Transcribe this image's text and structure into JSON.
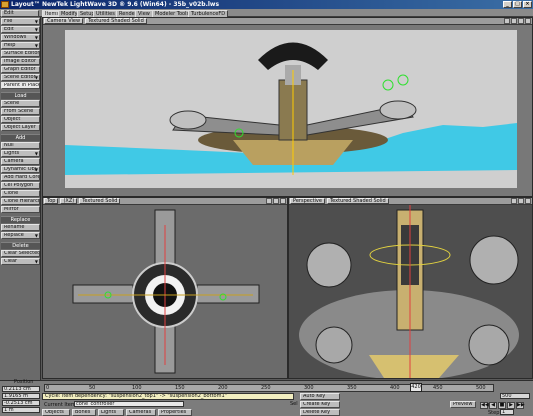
{
  "window": {
    "title": "Layout™ NewTek LightWave 3D ® 9.6 (Win64) - 35b_v02b.lws",
    "controls": [
      "_",
      "□",
      "×"
    ]
  },
  "toolbar": {
    "edit_label": "Edit",
    "tabs": [
      "Items",
      "Modify",
      "Setup",
      "Utilities",
      "Render",
      "View",
      "Modeler Tools",
      "TurbulenceFD"
    ]
  },
  "sidebar": {
    "top_buttons": [
      "File",
      "Edit",
      "Windows",
      "Help",
      "Surface Editor",
      "Image Editor",
      "Graph Editor",
      "Scene Editor",
      "Parent in Place"
    ],
    "load_header": "Load",
    "load_items": [
      "Scene",
      "From Scene",
      "Object",
      "Object Layer"
    ],
    "add_header": "Add",
    "add_items": [
      "Null",
      "Lights",
      "Camera",
      "Dynamic Obj",
      "Add Hard Core",
      "Cel Polygon",
      "Clone",
      "Clone Hierarchy",
      "Mirror"
    ],
    "replace_header": "Replace",
    "replace_items": [
      "Rename",
      "Replace"
    ],
    "delete_header": "Delete",
    "delete_items": [
      "Clear Selected",
      "Clear"
    ]
  },
  "viewports": {
    "top_view": {
      "view": "Camera View",
      "shading": "Textured Shaded Solid"
    },
    "bottom_left": {
      "view": "Top",
      "mode": "(XZ)",
      "shading": "Textured Solid"
    },
    "bottom_right": {
      "view": "Perspective",
      "shading": "Textured Shaded Solid"
    }
  },
  "timeline": {
    "position_label": "Position",
    "x_value": "0.2113 cm",
    "y_value": "1.9165 m",
    "z_value": "-0.2513 cm",
    "grid_value": "1 m",
    "ticks": [
      "0",
      "50",
      "100",
      "150",
      "200",
      "250",
      "300",
      "350",
      "400",
      "450",
      "500"
    ],
    "current_frame": "420",
    "message": "Cycle: item dependency: \"suspension2_top1\" -> \"suspension2_bottom1\"",
    "current_item_label": "Current Item",
    "current_item_value": "cone_controller",
    "objects_dropdown": "Objects",
    "bones_button": "Bones",
    "lights_button": "Lights",
    "cameras_button": "Cameras",
    "properties_button": "Properties",
    "sel_label": "Sel",
    "auto_key_button": "Auto Key",
    "create_key_button": "Create Key",
    "delete_key_button": "Delete Key",
    "preview_dropdown": "Preview",
    "step_label": "Step",
    "step_value": "1",
    "end_frame": "500"
  },
  "colors": {
    "water": "#30c8e8",
    "bg": "#6b6b6b",
    "message_bg": "#f2eec0"
  }
}
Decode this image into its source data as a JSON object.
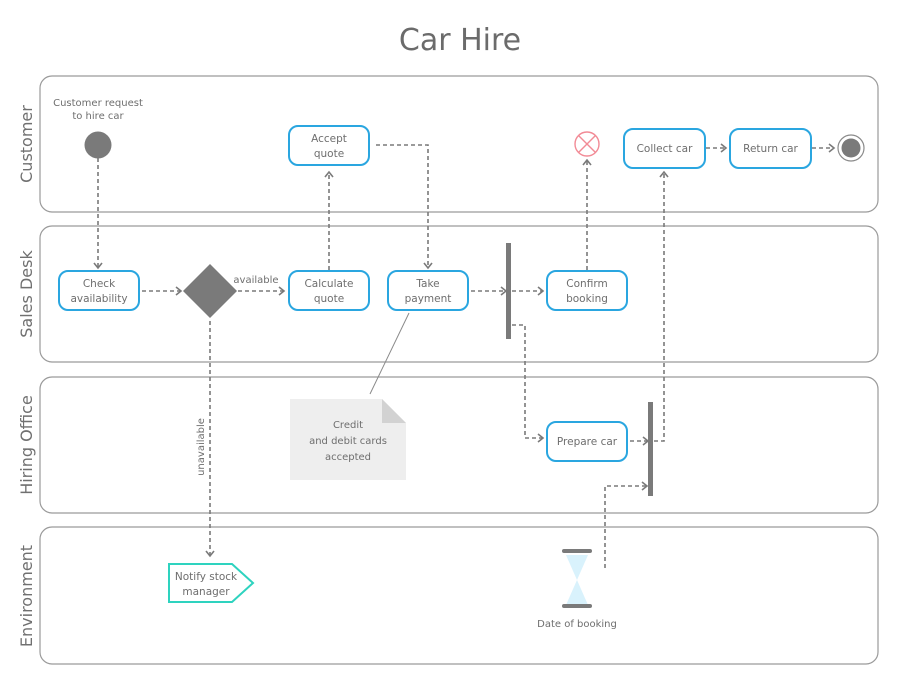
{
  "title": "Car Hire",
  "lanes": [
    {
      "id": "customer",
      "label": "Customer"
    },
    {
      "id": "sales-desk",
      "label": "Sales Desk"
    },
    {
      "id": "hiring-office",
      "label": "Hiring Office"
    },
    {
      "id": "environment",
      "label": "Environment"
    }
  ],
  "nodes": {
    "start": {
      "label_line1": "Customer request",
      "label_line2": "to hire car"
    },
    "accept_quote": {
      "line1": "Accept",
      "line2": "quote"
    },
    "collect_car": {
      "line1": "Collect car"
    },
    "return_car": {
      "line1": "Return car"
    },
    "check_availability": {
      "line1": "Check",
      "line2": "availability"
    },
    "calculate_quote": {
      "line1": "Calculate",
      "line2": "quote"
    },
    "take_payment": {
      "line1": "Take",
      "line2": "payment"
    },
    "confirm_booking": {
      "line1": "Confirm",
      "line2": "booking"
    },
    "prepare_car": {
      "line1": "Prepare car"
    },
    "notify_stock_manager": {
      "line1": "Notify stock",
      "line2": "manager"
    },
    "date_of_booking": {
      "label": "Date of booking"
    }
  },
  "guards": {
    "available": "available",
    "unavailable": "unavailable"
  },
  "note": {
    "line1": "Credit",
    "line2": "and debit cards",
    "line3": "accepted"
  },
  "colors": {
    "action_border": "#2aa6e0",
    "signal_border": "#2ed3bf",
    "flow_final": "#f28b96",
    "node_fill": "#7a7a7a",
    "note_fill": "#eeeeee",
    "hourglass_sand": "#d9f2fc"
  }
}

EXERCISE DESCRIPTION >>
Copy every line above word for word and exclude the pictures.

RESPONSE TO THE TASK >>
Transcribe this image's text and structure into JSON.
{
  "window": {
    "title": "Layout™ NewTek LightWave 3D ® 9.6 (Win64) - 35b_v02b.lws",
    "controls": [
      "_",
      "□",
      "×"
    ]
  },
  "toolbar": {
    "edit_label": "Edit",
    "tabs": [
      "Items",
      "Modify",
      "Setup",
      "Utilities",
      "Render",
      "View",
      "Modeler Tools",
      "TurbulenceFD"
    ]
  },
  "sidebar": {
    "top_buttons": [
      "File",
      "Edit",
      "Windows",
      "Help",
      "Surface Editor",
      "Image Editor",
      "Graph Editor",
      "Scene Editor",
      "Parent in Place"
    ],
    "load_header": "Load",
    "load_items": [
      "Scene",
      "From Scene",
      "Object",
      "Object Layer"
    ],
    "add_header": "Add",
    "add_items": [
      "Null",
      "Lights",
      "Camera",
      "Dynamic Obj",
      "Add Hard Core",
      "Cel Polygon",
      "Clone",
      "Clone Hierarchy",
      "Mirror"
    ],
    "replace_header": "Replace",
    "replace_items": [
      "Rename",
      "Replace"
    ],
    "delete_header": "Delete",
    "delete_items": [
      "Clear Selected",
      "Clear"
    ]
  },
  "viewports": {
    "top_view": {
      "view": "Camera View",
      "shading": "Textured Shaded Solid"
    },
    "bottom_left": {
      "view": "Top",
      "mode": "(XZ)",
      "shading": "Textured Solid"
    },
    "bottom_right": {
      "view": "Perspective",
      "shading": "Textured Shaded Solid"
    }
  },
  "timeline": {
    "position_label": "Position",
    "x_value": "0.2113 cm",
    "y_value": "1.9165 m",
    "z_value": "-0.2513 cm",
    "grid_value": "1 m",
    "ticks": [
      "0",
      "50",
      "100",
      "150",
      "200",
      "250",
      "300",
      "350",
      "400",
      "450",
      "500"
    ],
    "current_frame": "420",
    "message": "Cycle: item dependency: \"suspension2_top1\" -> \"suspension2_bottom1\"",
    "current_item_label": "Current Item",
    "current_item_value": "cone_controller",
    "objects_dropdown": "Objects",
    "bones_button": "Bones",
    "lights_button": "Lights",
    "cameras_button": "Cameras",
    "properties_button": "Properties",
    "sel_label": "Sel",
    "auto_key_button": "Auto Key",
    "create_key_button": "Create Key",
    "delete_key_button": "Delete Key",
    "preview_dropdown": "Preview",
    "step_label": "Step",
    "step_value": "1",
    "end_frame": "500"
  },
  "colors": {
    "water": "#30c8e8",
    "bg": "#6b6b6b",
    "message_bg": "#f2eec0"
  }
}
Decode this image into its source data as a JSON object.
{
  "title": "Car Hire",
  "lanes": [
    {
      "id": "customer",
      "label": "Customer"
    },
    {
      "id": "sales-desk",
      "label": "Sales Desk"
    },
    {
      "id": "hiring-office",
      "label": "Hiring Office"
    },
    {
      "id": "environment",
      "label": "Environment"
    }
  ],
  "nodes": {
    "start": {
      "label_line1": "Customer request",
      "label_line2": "to hire car"
    },
    "accept_quote": {
      "line1": "Accept",
      "line2": "quote"
    },
    "collect_car": {
      "line1": "Collect car"
    },
    "return_car": {
      "line1": "Return car"
    },
    "check_availability": {
      "line1": "Check",
      "line2": "availability"
    },
    "calculate_quote": {
      "line1": "Calculate",
      "line2": "quote"
    },
    "take_payment": {
      "line1": "Take",
      "line2": "payment"
    },
    "confirm_booking": {
      "line1": "Confirm",
      "line2": "booking"
    },
    "prepare_car": {
      "line1": "Prepare car"
    },
    "notify_stock_manager": {
      "line1": "Notify stock",
      "line2": "manager"
    },
    "date_of_booking": {
      "label": "Date of booking"
    }
  },
  "guards": {
    "available": "available",
    "unavailable": "unavailable"
  },
  "note": {
    "line1": "Credit",
    "line2": "and debit cards",
    "line3": "accepted"
  },
  "colors": {
    "action_border": "#2aa6e0",
    "signal_border": "#2ed3bf",
    "flow_final": "#f28b96",
    "node_fill": "#7a7a7a",
    "note_fill": "#eeeeee",
    "hourglass_sand": "#d9f2fc"
  }
}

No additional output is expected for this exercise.